Collected data entries
** START **
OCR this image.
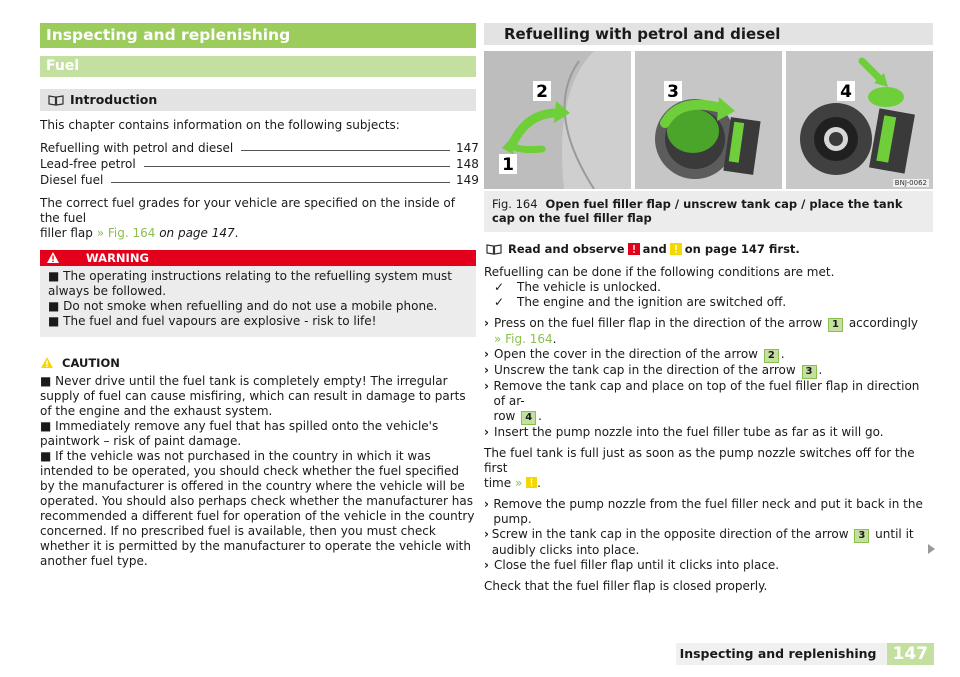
Inspecting and replenishing
Fuel
Introduction

This chapter contains information on the following subjects:

Refuelling with petrol and diesel	147
Lead-free petrol	148
Diesel fuel	149

The correct fuel grades for your vehicle are specified on the inside of the fuel
filler flap » Fig. 164 on page 147.

WARNING
■ The operating instructions relating to the refuelling system must always be followed.
■ Do not smoke when refuelling and do not use a mobile phone.
■ The fuel and fuel vapours are explosive - risk to life!
CAUTION
■ Never drive until the fuel tank is completely empty! The irregular supply of fuel can cause misfiring, which can result in damage to parts of the engine and the exhaust system.
■ Immediately remove any fuel that has spilled onto the vehicle's paintwork – risk of paint damage.
■ If the vehicle was not purchased in the country in which it was intended to be operated, you should check whether the fuel specified by the manufacturer is offered in the country where the vehicle will be operated. You should also perhaps check whether the manufacturer has recommended a different fuel for operation of the vehicle in the country concerned. If no prescribed fuel is available, then you must check whether it is permitted by the manufacturer to operate the vehicle with another fuel type.
Refuelling with petrol and diesel
2
1
3	4
BNJ-0062
Fig. 164 Open fuel filler flap / unscrew tank cap / place the tank cap on the fuel filler flap
Read and observe and on page 147 first.

Refuelling can be done if the following conditions are met.

✓	The vehicle is unlocked.
✓	The engine and the ignition are switched off.
› Press on the fuel filler flap in the direction of the arrow 1 accordingly
» Fig. 164.
› Open the cover in the direction of the arrow 2 .
› Unscrew the tank cap in the direction of the arrow 3 .
› Remove the tank cap and place on top of the fuel filler flap in direction of ar-
row 4 .
› Insert the pump nozzle into the fuel filler tube as far as it will go.

The fuel tank is full just as soon as the pump nozzle switches off for the first
time » .

› Remove the pump nozzle from the fuel filler neck and put it back in the pump.
› Screw in the tank cap in the opposite direction of the arrow 3 until it audibly clicks into place.
› Close the fuel filler flap until it clicks into place.

Check that the fuel filler flap is closed properly.

Inspecting and replenishing 147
** END **
#### TASK BRIEF:
Quote the material in full and exactly; do not carry over its pictures.

#### WRITTEN SOLUTION:
OCR this image.
Inspecting and replenishing
Fuel
Introduction

This chapter contains information on the following subjects:

Refuelling with petrol and diesel	147
Lead-free petrol	148
Diesel fuel	149

The correct fuel grades for your vehicle are specified on the inside of the fuel
filler flap » Fig. 164 on page 147.

WARNING
■ The operating instructions relating to the refuelling system must always be followed.
■ Do not smoke when refuelling and do not use a mobile phone.
■ The fuel and fuel vapours are explosive - risk to life!
CAUTION
■ Never drive until the fuel tank is completely empty! The irregular supply of fuel can cause misfiring, which can result in damage to parts of the engine and the exhaust system.
■ Immediately remove any fuel that has spilled onto the vehicle's paintwork – risk of paint damage.
■ If the vehicle was not purchased in the country in which it was intended to be operated, you should check whether the fuel specified by the manufacturer is offered in the country where the vehicle will be operated. You should also perhaps check whether the manufacturer has recommended a different fuel for operation of the vehicle in the country concerned. If no prescribed fuel is available, then you must check whether it is permitted by the manufacturer to operate the vehicle with another fuel type.
Refuelling with petrol and diesel
2
1
3	4
BNJ-0062
Fig. 164 Open fuel filler flap / unscrew tank cap / place the tank cap on the fuel filler flap
Read and observe and on page 147 first.

Refuelling can be done if the following conditions are met.

✓	The vehicle is unlocked.
✓	The engine and the ignition are switched off.
› Press on the fuel filler flap in the direction of the arrow 1 accordingly
» Fig. 164.
› Open the cover in the direction of the arrow 2 .
› Unscrew the tank cap in the direction of the arrow 3 .
› Remove the tank cap and place on top of the fuel filler flap in direction of ar-
row 4 .
› Insert the pump nozzle into the fuel filler tube as far as it will go.

The fuel tank is full just as soon as the pump nozzle switches off for the first
time » .

› Remove the pump nozzle from the fuel filler neck and put it back in the pump.
› Screw in the tank cap in the opposite direction of the arrow 3 until it audibly clicks into place.
› Close the fuel filler flap until it clicks into place.

Check that the fuel filler flap is closed properly.

Inspecting and replenishing 147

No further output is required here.